Figure content listings:
^^^^^^^^

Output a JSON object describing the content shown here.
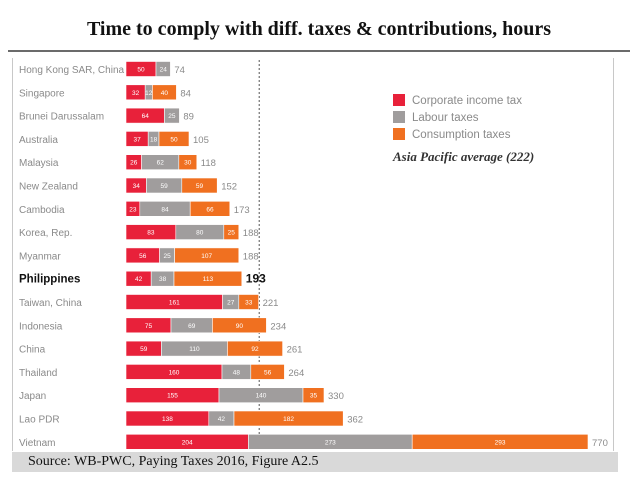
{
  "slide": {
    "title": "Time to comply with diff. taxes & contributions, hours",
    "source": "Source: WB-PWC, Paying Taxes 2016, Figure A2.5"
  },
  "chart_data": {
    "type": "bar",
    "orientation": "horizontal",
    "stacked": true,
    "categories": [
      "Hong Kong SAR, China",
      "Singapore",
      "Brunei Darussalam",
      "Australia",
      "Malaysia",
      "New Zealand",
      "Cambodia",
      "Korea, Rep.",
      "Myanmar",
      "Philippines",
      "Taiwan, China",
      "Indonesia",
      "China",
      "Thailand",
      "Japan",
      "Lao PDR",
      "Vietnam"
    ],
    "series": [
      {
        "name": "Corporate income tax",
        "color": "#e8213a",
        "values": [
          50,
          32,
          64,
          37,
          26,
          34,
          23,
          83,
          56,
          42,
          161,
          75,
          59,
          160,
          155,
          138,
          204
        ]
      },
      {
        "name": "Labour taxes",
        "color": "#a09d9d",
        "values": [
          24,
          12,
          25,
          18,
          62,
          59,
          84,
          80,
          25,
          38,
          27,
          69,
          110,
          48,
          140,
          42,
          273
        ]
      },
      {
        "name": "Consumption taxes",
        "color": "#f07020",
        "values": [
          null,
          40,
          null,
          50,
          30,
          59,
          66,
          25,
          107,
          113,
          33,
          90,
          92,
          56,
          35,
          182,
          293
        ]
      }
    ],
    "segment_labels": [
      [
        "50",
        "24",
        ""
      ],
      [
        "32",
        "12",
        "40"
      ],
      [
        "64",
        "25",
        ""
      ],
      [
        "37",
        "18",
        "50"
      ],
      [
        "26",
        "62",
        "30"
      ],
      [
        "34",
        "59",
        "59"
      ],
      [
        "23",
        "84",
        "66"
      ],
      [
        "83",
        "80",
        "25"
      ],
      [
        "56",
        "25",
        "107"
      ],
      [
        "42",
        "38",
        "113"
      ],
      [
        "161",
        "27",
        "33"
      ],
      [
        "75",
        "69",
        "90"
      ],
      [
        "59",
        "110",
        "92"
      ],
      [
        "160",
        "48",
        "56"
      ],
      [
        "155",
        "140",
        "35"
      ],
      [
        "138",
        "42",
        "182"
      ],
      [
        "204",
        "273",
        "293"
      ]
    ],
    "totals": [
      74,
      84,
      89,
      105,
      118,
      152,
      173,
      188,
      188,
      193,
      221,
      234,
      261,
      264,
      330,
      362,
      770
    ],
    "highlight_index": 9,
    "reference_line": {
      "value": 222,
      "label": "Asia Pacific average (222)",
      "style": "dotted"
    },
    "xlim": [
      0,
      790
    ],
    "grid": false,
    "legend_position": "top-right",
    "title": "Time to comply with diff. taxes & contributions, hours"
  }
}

^^^^^^^^

Without the pictures, retype the whole of the material above exactly.

**THE RESULT:**
Output a JSON object describing the content shown here.
{
  "slide": {
    "title": "Time to comply with diff. taxes & contributions, hours",
    "source": "Source: WB-PWC, Paying Taxes 2016, Figure A2.5"
  },
  "chart_data": {
    "type": "bar",
    "orientation": "horizontal",
    "stacked": true,
    "categories": [
      "Hong Kong SAR, China",
      "Singapore",
      "Brunei Darussalam",
      "Australia",
      "Malaysia",
      "New Zealand",
      "Cambodia",
      "Korea, Rep.",
      "Myanmar",
      "Philippines",
      "Taiwan, China",
      "Indonesia",
      "China",
      "Thailand",
      "Japan",
      "Lao PDR",
      "Vietnam"
    ],
    "series": [
      {
        "name": "Corporate income tax",
        "color": "#e8213a",
        "values": [
          50,
          32,
          64,
          37,
          26,
          34,
          23,
          83,
          56,
          42,
          161,
          75,
          59,
          160,
          155,
          138,
          204
        ]
      },
      {
        "name": "Labour taxes",
        "color": "#a09d9d",
        "values": [
          24,
          12,
          25,
          18,
          62,
          59,
          84,
          80,
          25,
          38,
          27,
          69,
          110,
          48,
          140,
          42,
          273
        ]
      },
      {
        "name": "Consumption taxes",
        "color": "#f07020",
        "values": [
          null,
          40,
          null,
          50,
          30,
          59,
          66,
          25,
          107,
          113,
          33,
          90,
          92,
          56,
          35,
          182,
          293
        ]
      }
    ],
    "segment_labels": [
      [
        "50",
        "24",
        ""
      ],
      [
        "32",
        "12",
        "40"
      ],
      [
        "64",
        "25",
        ""
      ],
      [
        "37",
        "18",
        "50"
      ],
      [
        "26",
        "62",
        "30"
      ],
      [
        "34",
        "59",
        "59"
      ],
      [
        "23",
        "84",
        "66"
      ],
      [
        "83",
        "80",
        "25"
      ],
      [
        "56",
        "25",
        "107"
      ],
      [
        "42",
        "38",
        "113"
      ],
      [
        "161",
        "27",
        "33"
      ],
      [
        "75",
        "69",
        "90"
      ],
      [
        "59",
        "110",
        "92"
      ],
      [
        "160",
        "48",
        "56"
      ],
      [
        "155",
        "140",
        "35"
      ],
      [
        "138",
        "42",
        "182"
      ],
      [
        "204",
        "273",
        "293"
      ]
    ],
    "totals": [
      74,
      84,
      89,
      105,
      118,
      152,
      173,
      188,
      188,
      193,
      221,
      234,
      261,
      264,
      330,
      362,
      770
    ],
    "highlight_index": 9,
    "reference_line": {
      "value": 222,
      "label": "Asia Pacific average (222)",
      "style": "dotted"
    },
    "xlim": [
      0,
      790
    ],
    "grid": false,
    "legend_position": "top-right",
    "title": "Time to comply with diff. taxes & contributions, hours"
  }
}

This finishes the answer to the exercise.